◆ WRITTEN EXERCISE ◆
Give all of the lines again exactly as they read.

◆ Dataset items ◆
-=-=-
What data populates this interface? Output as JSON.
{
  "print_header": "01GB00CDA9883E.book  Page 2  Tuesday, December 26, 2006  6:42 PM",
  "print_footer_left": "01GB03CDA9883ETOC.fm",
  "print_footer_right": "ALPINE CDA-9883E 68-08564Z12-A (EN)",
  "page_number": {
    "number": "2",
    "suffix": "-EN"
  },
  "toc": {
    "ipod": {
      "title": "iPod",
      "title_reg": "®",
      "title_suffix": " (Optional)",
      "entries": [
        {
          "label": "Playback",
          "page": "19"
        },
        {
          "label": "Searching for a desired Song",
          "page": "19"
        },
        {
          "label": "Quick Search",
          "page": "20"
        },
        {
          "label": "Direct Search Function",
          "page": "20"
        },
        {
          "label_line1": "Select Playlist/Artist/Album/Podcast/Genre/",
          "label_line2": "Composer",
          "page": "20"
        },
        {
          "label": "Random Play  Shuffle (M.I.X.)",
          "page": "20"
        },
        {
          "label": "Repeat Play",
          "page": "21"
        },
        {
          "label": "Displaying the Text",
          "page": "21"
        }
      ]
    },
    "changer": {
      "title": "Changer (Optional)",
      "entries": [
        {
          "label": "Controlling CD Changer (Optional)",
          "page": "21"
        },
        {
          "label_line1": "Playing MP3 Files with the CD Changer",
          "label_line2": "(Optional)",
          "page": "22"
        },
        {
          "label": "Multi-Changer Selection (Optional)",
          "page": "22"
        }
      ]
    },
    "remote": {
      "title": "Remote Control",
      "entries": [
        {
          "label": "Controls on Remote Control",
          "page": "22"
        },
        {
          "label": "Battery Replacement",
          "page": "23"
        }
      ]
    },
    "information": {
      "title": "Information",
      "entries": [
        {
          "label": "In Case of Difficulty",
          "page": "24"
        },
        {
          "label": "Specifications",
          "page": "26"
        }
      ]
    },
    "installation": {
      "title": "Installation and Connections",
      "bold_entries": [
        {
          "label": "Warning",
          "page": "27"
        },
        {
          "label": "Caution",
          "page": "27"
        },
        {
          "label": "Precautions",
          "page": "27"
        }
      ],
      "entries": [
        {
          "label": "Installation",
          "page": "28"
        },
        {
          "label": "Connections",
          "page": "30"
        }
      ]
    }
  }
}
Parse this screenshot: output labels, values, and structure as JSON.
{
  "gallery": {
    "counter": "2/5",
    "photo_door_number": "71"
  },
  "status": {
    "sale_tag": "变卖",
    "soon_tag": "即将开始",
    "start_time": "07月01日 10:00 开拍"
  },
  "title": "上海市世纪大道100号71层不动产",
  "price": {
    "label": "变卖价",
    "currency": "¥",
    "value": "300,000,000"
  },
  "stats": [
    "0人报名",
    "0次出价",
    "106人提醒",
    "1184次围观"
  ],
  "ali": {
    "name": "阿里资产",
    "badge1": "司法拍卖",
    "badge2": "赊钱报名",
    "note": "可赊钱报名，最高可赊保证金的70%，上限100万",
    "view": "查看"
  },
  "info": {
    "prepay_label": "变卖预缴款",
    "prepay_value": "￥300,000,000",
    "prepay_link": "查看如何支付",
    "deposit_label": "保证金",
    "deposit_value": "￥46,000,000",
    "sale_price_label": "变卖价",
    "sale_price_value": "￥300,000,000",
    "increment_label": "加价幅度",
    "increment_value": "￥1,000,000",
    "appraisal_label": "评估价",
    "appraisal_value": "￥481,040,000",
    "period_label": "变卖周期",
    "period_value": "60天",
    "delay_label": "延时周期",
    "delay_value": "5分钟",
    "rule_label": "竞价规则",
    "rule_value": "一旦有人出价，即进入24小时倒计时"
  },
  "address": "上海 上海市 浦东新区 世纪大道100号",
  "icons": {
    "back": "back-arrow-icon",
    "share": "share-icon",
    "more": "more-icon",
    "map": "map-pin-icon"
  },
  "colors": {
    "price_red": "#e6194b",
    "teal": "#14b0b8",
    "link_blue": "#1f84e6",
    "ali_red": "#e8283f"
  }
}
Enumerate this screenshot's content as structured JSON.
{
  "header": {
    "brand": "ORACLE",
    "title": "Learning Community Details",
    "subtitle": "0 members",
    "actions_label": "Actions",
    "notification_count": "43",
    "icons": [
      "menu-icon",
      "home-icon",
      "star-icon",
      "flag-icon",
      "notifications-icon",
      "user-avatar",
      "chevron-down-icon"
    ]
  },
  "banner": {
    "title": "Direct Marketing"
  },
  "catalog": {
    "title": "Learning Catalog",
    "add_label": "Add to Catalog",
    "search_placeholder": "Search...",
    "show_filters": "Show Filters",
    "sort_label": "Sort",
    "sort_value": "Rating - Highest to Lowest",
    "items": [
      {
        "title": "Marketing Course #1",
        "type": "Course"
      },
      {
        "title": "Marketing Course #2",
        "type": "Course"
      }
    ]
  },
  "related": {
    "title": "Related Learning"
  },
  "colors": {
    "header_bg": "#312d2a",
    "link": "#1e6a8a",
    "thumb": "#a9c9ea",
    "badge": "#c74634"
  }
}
-=-=-
◆ EXPECTED OUTPUT ◆
What data populates this interface? Output as JSON.
{
  "print_header": "01GB00CDA9883E.book  Page 2  Tuesday, December 26, 2006  6:42 PM",
  "print_footer_left": "01GB03CDA9883ETOC.fm",
  "print_footer_right": "ALPINE CDA-9883E 68-08564Z12-A (EN)",
  "page_number": {
    "number": "2",
    "suffix": "-EN"
  },
  "toc": {
    "ipod": {
      "title": "iPod",
      "title_reg": "®",
      "title_suffix": " (Optional)",
      "entries": [
        {
          "label": "Playback",
          "page": "19"
        },
        {
          "label": "Searching for a desired Song",
          "page": "19"
        },
        {
          "label": "Quick Search",
          "page": "20"
        },
        {
          "label": "Direct Search Function",
          "page": "20"
        },
        {
          "label_line1": "Select Playlist/Artist/Album/Podcast/Genre/",
          "label_line2": "Composer",
          "page": "20"
        },
        {
          "label": "Random Play  Shuffle (M.I.X.)",
          "page": "20"
        },
        {
          "label": "Repeat Play",
          "page": "21"
        },
        {
          "label": "Displaying the Text",
          "page": "21"
        }
      ]
    },
    "changer": {
      "title": "Changer (Optional)",
      "entries": [
        {
          "label": "Controlling CD Changer (Optional)",
          "page": "21"
        },
        {
          "label_line1": "Playing MP3 Files with the CD Changer",
          "label_line2": "(Optional)",
          "page": "22"
        },
        {
          "label": "Multi-Changer Selection (Optional)",
          "page": "22"
        }
      ]
    },
    "remote": {
      "title": "Remote Control",
      "entries": [
        {
          "label": "Controls on Remote Control",
          "page": "22"
        },
        {
          "label": "Battery Replacement",
          "page": "23"
        }
      ]
    },
    "information": {
      "title": "Information",
      "entries": [
        {
          "label": "In Case of Difficulty",
          "page": "24"
        },
        {
          "label": "Specifications",
          "page": "26"
        }
      ]
    },
    "installation": {
      "title": "Installation and Connections",
      "bold_entries": [
        {
          "label": "Warning",
          "page": "27"
        },
        {
          "label": "Caution",
          "page": "27"
        },
        {
          "label": "Precautions",
          "page": "27"
        }
      ],
      "entries": [
        {
          "label": "Installation",
          "page": "28"
        },
        {
          "label": "Connections",
          "page": "30"
        }
      ]
    }
  }
}
Parse this screenshot: output labels, values, and structure as JSON.
{
  "gallery": {
    "counter": "2/5",
    "photo_door_number": "71"
  },
  "status": {
    "sale_tag": "变卖",
    "soon_tag": "即将开始",
    "start_time": "07月01日 10:00 开拍"
  },
  "title": "上海市世纪大道100号71层不动产",
  "price": {
    "label": "变卖价",
    "currency": "¥",
    "value": "300,000,000"
  },
  "stats": [
    "0人报名",
    "0次出价",
    "106人提醒",
    "1184次围观"
  ],
  "ali": {
    "name": "阿里资产",
    "badge1": "司法拍卖",
    "badge2": "赊钱报名",
    "note": "可赊钱报名，最高可赊保证金的70%，上限100万",
    "view": "查看"
  },
  "info": {
    "prepay_label": "变卖预缴款",
    "prepay_value": "￥300,000,000",
    "prepay_link": "查看如何支付",
    "deposit_label": "保证金",
    "deposit_value": "￥46,000,000",
    "sale_price_label": "变卖价",
    "sale_price_value": "￥300,000,000",
    "increment_label": "加价幅度",
    "increment_value": "￥1,000,000",
    "appraisal_label": "评估价",
    "appraisal_value": "￥481,040,000",
    "period_label": "变卖周期",
    "period_value": "60天",
    "delay_label": "延时周期",
    "delay_value": "5分钟",
    "rule_label": "竞价规则",
    "rule_value": "一旦有人出价，即进入24小时倒计时"
  },
  "address": "上海 上海市 浦东新区 世纪大道100号",
  "icons": {
    "back": "back-arrow-icon",
    "share": "share-icon",
    "more": "more-icon",
    "map": "map-pin-icon"
  },
  "colors": {
    "price_red": "#e6194b",
    "teal": "#14b0b8",
    "link_blue": "#1f84e6",
    "ali_red": "#e8283f"
  }
}
Enumerate this screenshot's content as structured JSON.
{
  "header": {
    "brand": "ORACLE",
    "title": "Learning Community Details",
    "subtitle": "0 members",
    "actions_label": "Actions",
    "notification_count": "43",
    "icons": [
      "menu-icon",
      "home-icon",
      "star-icon",
      "flag-icon",
      "notifications-icon",
      "user-avatar",
      "chevron-down-icon"
    ]
  },
  "banner": {
    "title": "Direct Marketing"
  },
  "catalog": {
    "title": "Learning Catalog",
    "add_label": "Add to Catalog",
    "search_placeholder": "Search...",
    "show_filters": "Show Filters",
    "sort_label": "Sort",
    "sort_value": "Rating - Highest to Lowest",
    "items": [
      {
        "title": "Marketing Course #1",
        "type": "Course"
      },
      {
        "title": "Marketing Course #2",
        "type": "Course"
      }
    ]
  },
  "related": {
    "title": "Related Learning"
  },
  "colors": {
    "header_bg": "#312d2a",
    "link": "#1e6a8a",
    "thumb": "#a9c9ea",
    "badge": "#c74634"
  }
}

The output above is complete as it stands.